▶ Material for the task
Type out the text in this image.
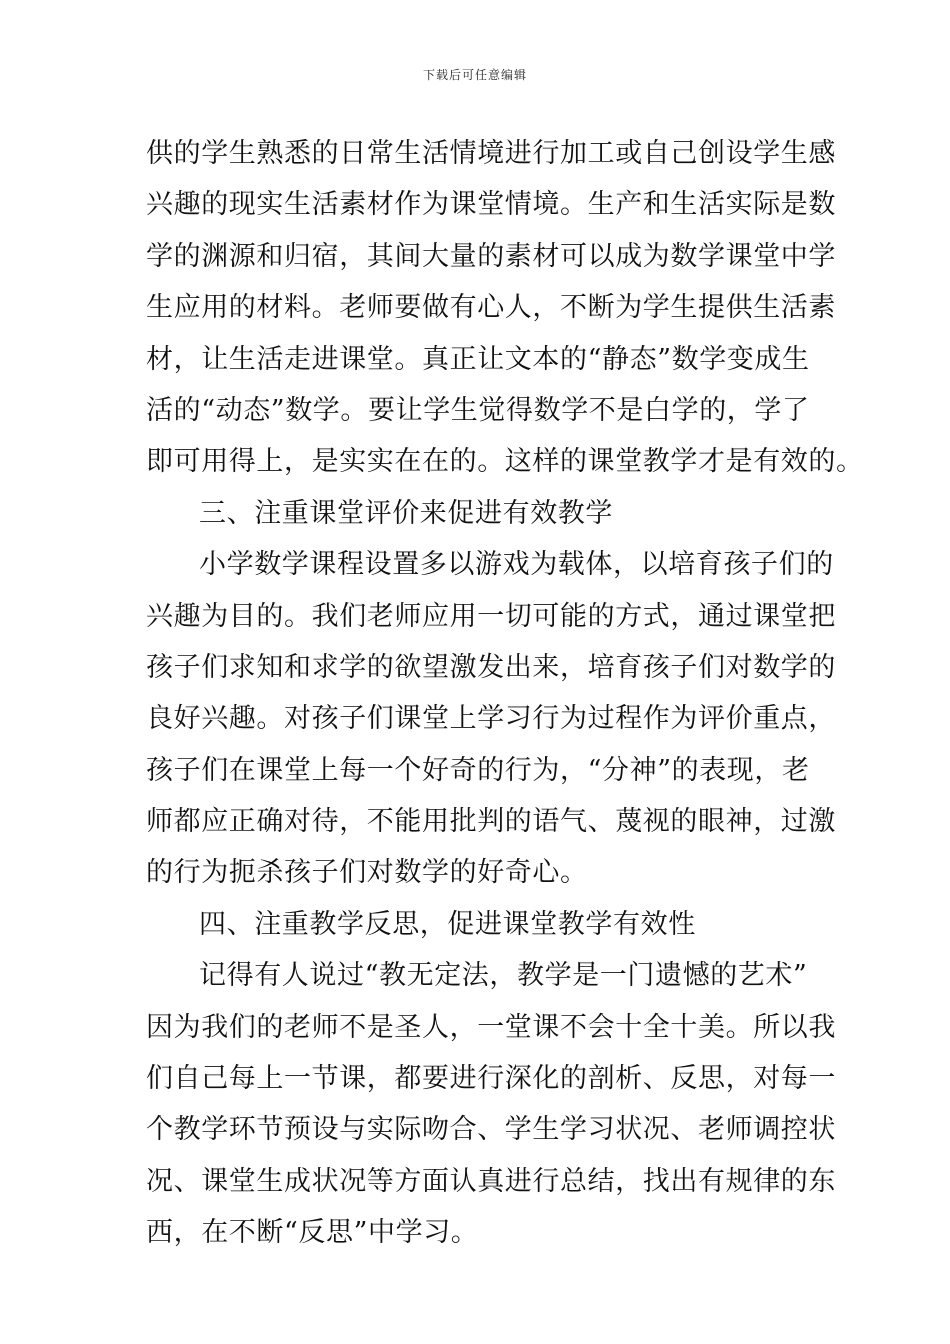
下载后可任意编辑
供的学生熟悉的日常生活情境进行加工或自己创设学生感
兴趣的现实生活素材作为课堂情境。生产和生活实际是数
学的渊源和归宿，其间大量的素材可以成为数学课堂中学
生应用的材料。老师要做有心人，不断为学生提供生活素
材，让生活走进课堂。真正让文本的“静态”数学变成生
活的“动态”数学。要让学生觉得数学不是白学的，学了
即可用得上，是实实在在的。这样的课堂教学才是有效的。
三、注重课堂评价来促进有效教学
小学数学课程设置多以游戏为载体，以培育孩子们的
兴趣为目的。我们老师应用一切可能的方式，通过课堂把
孩子们求知和求学的欲望激发出来，培育孩子们对数学的
良好兴趣。对孩子们课堂上学习行为过程作为评价重点，
孩子们在课堂上每一个好奇的行为，“分神”的表现，老
师都应正确对待，不能用批判的语气、蔑视的眼神，过激
的行为扼杀孩子们对数学的好奇心。
四、注重教学反思，促进课堂教学有效性
记得有人说过“教无定法，教学是一门遗憾的艺术”
因为我们的老师不是圣人，一堂课不会十全十美。所以我
们自己每上一节课，都要进行深化的剖析、反思，对每一
个教学环节预设与实际吻合、学生学习状况、老师调控状
况、课堂生成状况等方面认真进行总结，找出有规律的东
西，在不断“反思”中学习。
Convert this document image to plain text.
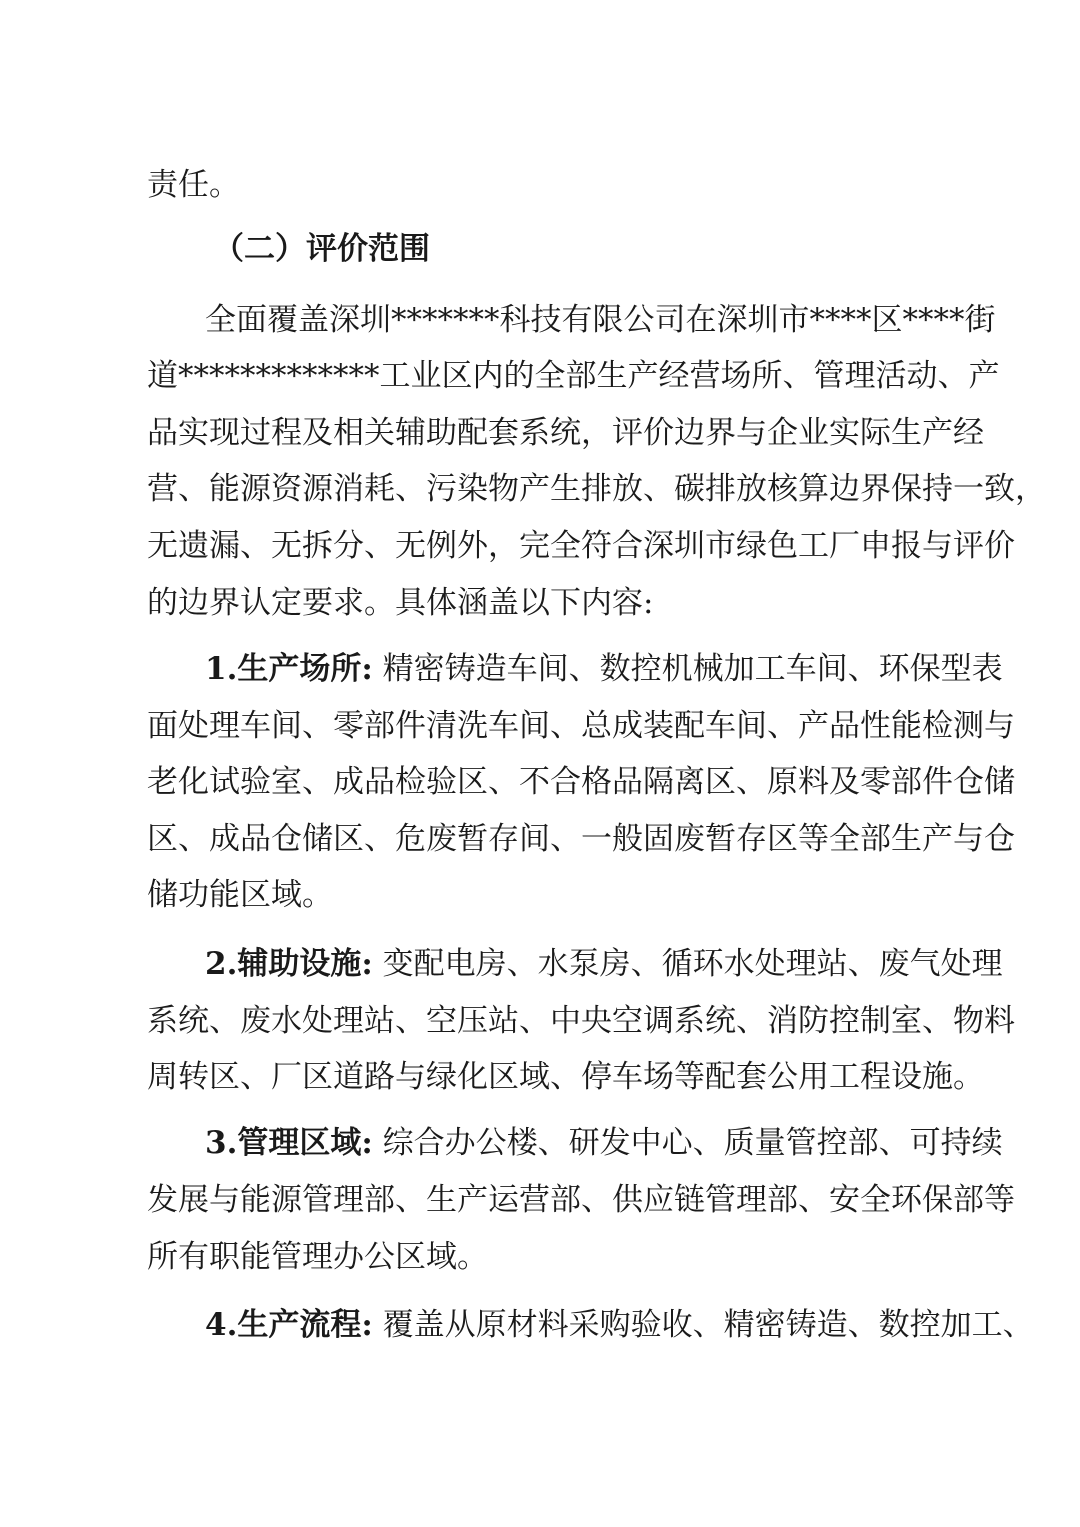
责任。
（二）评价范围
全面覆盖深圳*******科技有限公司在深圳市****区****街
道*************工业区内的全部生产经营场所、管理活动、产
品实现过程及相关辅助配套系统，评价边界与企业实际生产经
营、能源资源消耗、污染物产生排放、碳排放核算边界保持一致，
无遗漏、无拆分、无例外，完全符合深圳市绿色工厂申报与评价
的边界认定要求。具体涵盖以下内容:
1.生产场所: 精密铸造车间、数控机械加工车间、环保型表
面处理车间、零部件清洗车间、总成装配车间、产品性能检测与
老化试验室、成品检验区、不合格品隔离区、原料及零部件仓储
区、成品仓储区、危废暂存间、一般固废暂存区等全部生产与仓
储功能区域。
2.辅助设施: 变配电房、水泵房、循环水处理站、废气处理
系统、废水处理站、空压站、中央空调系统、消防控制室、物料
周转区、厂区道路与绿化区域、停车场等配套公用工程设施。
3.管理区域: 综合办公楼、研发中心、质量管控部、可持续
发展与能源管理部、生产运营部、供应链管理部、安全环保部等
所有职能管理办公区域。
4.生产流程: 覆盖从原材料采购验收、精密铸造、数控加工、
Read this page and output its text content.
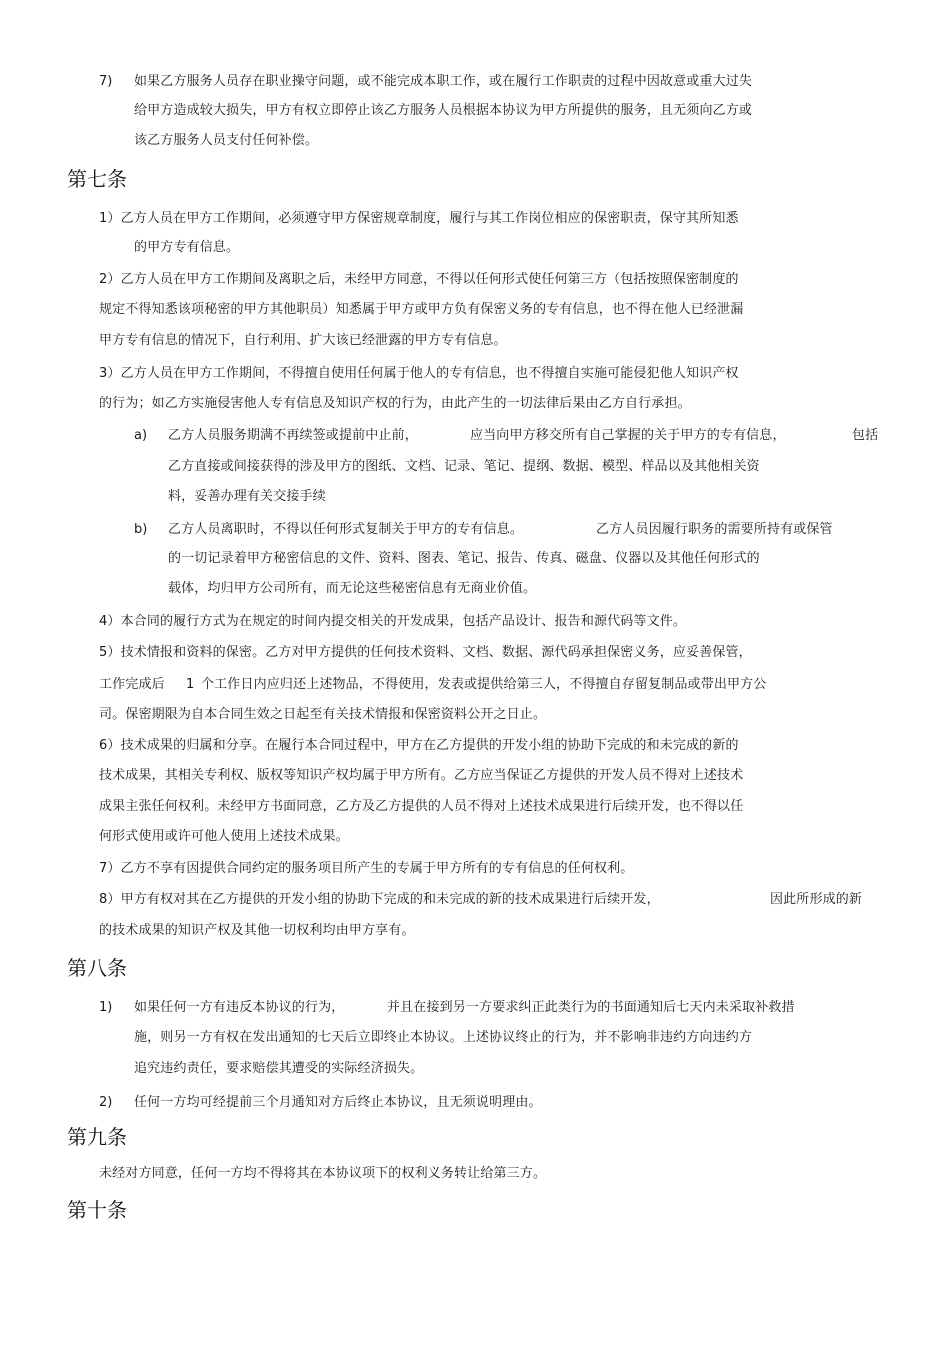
7) 如果乙方服务人员存在职业操守问题，或不能完成本职工作，或在履行工作职责的过程中因故意或重大过失
给甲方造成较大损失，甲方有权立即停止该乙方服务人员根据本协议为甲方所提供的服务，且无须向乙方或
该乙方服务人员支付任何补偿。
第七条
1）乙方人员在甲方工作期间，必须遵守甲方保密规章制度，履行与其工作岗位相应的保密职责，保守其所知悉
的甲方专有信息。
2）乙方人员在甲方工作期间及离职之后，未经甲方同意，不得以任何形式使任何第三方（包括按照保密制度的
规定不得知悉该项秘密的甲方其他职员）知悉属于甲方或甲方负有保密义务的专有信息，也不得在他人已经泄漏
甲方专有信息的情况下，自行利用、扩大该已经泄露的甲方专有信息。
3）乙方人员在甲方工作期间，不得擅自使用任何属于他人的专有信息，也不得擅自实施可能侵犯他人知识产权
的行为；如乙方实施侵害他人专有信息及知识产权的行为，由此产生的一切法律后果由乙方自行承担。
a) 乙方人员服务期满不再续签或提前中止前，	应当向甲方移交所有自己掌握的关于甲方的专有信息，	包括
乙方直接或间接获得的涉及甲方的图纸、文档、记录、笔记、提纲、数据、模型、样品以及其他相关资
料，妥善办理有关交接手续
b) 乙方人员离职时，不得以任何形式复制关于甲方的专有信息。	乙方人员因履行职务的需要所持有或保管
的一切记录着甲方秘密信息的文件、资料、图表、笔记、报告、传真、磁盘、仪器以及其他任何形式的
载体，均归甲方公司所有，而无论这些秘密信息有无商业价值。
4）本合同的履行方式为在规定的时间内提交相关的开发成果，包括产品设计、报告和源代码等文件。
5）技术情报和资料的保密。乙方对甲方提供的任何技术资料、文档、数据、源代码承担保密义务，应妥善保管，
工作完成后 1 个工作日内应归还上述物品，不得使用，发表或提供给第三人，不得擅自存留复制品或带出甲方公
司。保密期限为自本合同生效之日起至有关技术情报和保密资料公开之日止。
6）技术成果的归属和分享。在履行本合同过程中，甲方在乙方提供的开发小组的协助下完成的和未完成的新的
技术成果，其相关专利权、版权等知识产权均属于甲方所有。乙方应当保证乙方提供的开发人员不得对上述技术
成果主张任何权利。未经甲方书面同意，乙方及乙方提供的人员不得对上述技术成果进行后续开发，也不得以任
何形式使用或许可他人使用上述技术成果。
7）乙方不享有因提供合同约定的服务项目所产生的专属于甲方所有的专有信息的任何权利。
8）甲方有权对其在乙方提供的开发小组的协助下完成的和未完成的新的技术成果进行后续开发，	因此所形成的新
的技术成果的知识产权及其他一切权利均由甲方享有。
第八条
1) 如果任何一方有违反本协议的行为，	并且在接到另一方要求纠正此类行为的书面通知后七天内未采取补救措
施，则另一方有权在发出通知的七天后立即终止本协议。上述协议终止的行为，并不影响非违约方向违约方
追究违约责任，要求赔偿其遭受的实际经济损失。
2) 任何一方均可经提前三个月通知对方后终止本协议，且无须说明理由。
第九条
未经对方同意，任何一方均不得将其在本协议项下的权利义务转让给第三方。
第十条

▶ Instructions to follow
Identify the lines in the records above that contain the word "image", then state how many there are and nothing more.

▶ Task answer
2